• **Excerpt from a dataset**
[Begin]
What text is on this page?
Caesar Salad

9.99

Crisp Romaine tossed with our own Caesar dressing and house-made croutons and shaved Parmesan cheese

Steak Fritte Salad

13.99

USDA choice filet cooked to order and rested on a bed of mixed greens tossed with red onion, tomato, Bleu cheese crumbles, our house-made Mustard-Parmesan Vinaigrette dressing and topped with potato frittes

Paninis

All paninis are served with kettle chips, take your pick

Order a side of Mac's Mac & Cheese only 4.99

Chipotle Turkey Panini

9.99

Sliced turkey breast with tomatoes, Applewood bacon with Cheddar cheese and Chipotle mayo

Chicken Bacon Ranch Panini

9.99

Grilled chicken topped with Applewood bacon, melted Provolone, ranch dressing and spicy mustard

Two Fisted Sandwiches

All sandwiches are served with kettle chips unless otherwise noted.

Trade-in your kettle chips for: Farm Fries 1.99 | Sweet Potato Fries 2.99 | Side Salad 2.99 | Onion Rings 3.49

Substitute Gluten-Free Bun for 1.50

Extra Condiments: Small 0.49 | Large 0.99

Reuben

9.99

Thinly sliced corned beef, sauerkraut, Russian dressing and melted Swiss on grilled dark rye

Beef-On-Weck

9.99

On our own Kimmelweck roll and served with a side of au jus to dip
[End]
[Begin]
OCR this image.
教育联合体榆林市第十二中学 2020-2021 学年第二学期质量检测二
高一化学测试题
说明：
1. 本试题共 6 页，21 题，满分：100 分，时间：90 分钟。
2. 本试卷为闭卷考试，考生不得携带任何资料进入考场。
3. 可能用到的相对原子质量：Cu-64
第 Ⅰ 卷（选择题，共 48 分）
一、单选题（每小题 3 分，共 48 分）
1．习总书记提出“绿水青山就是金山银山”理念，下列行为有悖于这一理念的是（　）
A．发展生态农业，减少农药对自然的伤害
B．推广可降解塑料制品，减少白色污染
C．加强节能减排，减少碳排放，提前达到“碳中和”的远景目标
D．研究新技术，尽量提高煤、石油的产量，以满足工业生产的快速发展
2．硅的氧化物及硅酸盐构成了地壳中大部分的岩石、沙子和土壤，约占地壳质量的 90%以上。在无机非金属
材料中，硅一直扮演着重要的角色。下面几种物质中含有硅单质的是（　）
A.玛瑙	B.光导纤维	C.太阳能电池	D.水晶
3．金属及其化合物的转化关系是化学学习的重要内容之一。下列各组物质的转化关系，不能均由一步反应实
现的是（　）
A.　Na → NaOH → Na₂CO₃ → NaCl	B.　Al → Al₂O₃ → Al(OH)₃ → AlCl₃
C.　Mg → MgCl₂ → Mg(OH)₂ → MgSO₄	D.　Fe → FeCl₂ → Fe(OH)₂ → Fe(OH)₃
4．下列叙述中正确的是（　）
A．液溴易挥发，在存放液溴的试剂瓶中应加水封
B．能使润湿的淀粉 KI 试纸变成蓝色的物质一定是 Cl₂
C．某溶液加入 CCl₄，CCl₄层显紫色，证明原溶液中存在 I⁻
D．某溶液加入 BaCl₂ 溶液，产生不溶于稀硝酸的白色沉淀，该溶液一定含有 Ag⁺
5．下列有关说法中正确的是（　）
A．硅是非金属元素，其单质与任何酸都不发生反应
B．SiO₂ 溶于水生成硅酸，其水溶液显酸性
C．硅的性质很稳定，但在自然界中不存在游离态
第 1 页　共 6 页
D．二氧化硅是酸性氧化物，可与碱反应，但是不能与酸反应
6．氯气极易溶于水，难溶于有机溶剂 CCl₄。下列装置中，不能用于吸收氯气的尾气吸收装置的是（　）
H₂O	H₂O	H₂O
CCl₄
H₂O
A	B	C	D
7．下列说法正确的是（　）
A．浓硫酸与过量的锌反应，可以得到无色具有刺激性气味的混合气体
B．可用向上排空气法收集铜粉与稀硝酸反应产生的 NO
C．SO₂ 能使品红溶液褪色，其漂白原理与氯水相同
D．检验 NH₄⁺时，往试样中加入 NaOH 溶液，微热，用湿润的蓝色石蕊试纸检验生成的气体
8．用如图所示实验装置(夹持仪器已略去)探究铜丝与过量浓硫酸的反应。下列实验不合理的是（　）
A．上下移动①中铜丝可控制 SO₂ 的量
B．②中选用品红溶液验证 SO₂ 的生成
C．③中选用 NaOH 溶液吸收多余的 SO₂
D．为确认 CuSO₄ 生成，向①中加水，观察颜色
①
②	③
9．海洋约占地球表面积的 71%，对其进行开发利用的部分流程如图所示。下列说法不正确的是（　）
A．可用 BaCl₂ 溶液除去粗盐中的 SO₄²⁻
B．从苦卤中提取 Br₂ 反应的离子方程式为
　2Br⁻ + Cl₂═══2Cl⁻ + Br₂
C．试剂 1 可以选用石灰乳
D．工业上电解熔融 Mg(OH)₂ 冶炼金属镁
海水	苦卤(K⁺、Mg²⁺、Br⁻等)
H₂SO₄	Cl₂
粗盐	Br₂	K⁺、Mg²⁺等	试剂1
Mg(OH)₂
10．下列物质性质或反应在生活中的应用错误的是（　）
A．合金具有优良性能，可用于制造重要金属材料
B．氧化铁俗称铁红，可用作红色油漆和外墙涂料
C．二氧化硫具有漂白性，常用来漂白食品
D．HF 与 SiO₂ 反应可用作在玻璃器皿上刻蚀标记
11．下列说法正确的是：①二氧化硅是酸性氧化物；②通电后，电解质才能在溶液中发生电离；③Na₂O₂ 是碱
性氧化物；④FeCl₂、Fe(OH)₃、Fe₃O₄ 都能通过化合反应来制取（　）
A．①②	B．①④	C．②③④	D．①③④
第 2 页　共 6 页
[End]
[Begin]
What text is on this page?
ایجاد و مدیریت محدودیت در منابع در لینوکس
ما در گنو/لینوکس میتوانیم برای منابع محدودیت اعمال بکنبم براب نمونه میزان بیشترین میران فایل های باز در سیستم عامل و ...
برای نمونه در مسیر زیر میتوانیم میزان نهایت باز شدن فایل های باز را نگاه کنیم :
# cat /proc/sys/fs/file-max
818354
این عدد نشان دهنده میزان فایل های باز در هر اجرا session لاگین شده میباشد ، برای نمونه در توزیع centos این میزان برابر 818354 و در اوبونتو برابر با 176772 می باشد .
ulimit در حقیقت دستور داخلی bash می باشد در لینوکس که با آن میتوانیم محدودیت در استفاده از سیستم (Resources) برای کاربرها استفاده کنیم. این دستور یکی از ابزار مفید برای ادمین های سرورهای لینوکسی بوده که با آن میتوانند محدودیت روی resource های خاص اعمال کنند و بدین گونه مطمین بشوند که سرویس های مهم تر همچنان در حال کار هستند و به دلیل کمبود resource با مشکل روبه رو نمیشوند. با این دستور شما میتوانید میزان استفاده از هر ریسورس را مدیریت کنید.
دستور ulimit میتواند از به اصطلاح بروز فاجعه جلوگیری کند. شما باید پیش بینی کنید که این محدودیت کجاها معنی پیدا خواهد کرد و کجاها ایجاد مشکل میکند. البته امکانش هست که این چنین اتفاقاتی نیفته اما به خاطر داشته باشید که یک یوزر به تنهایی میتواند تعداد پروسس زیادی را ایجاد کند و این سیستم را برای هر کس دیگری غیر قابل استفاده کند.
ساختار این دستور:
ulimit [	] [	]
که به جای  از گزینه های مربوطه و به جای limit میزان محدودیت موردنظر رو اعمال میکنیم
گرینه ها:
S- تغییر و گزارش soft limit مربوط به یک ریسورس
[End]
• **What you will do**
Only a number is needed: how many lines of the material above contain "NaOH"?

• **Finished answer**
3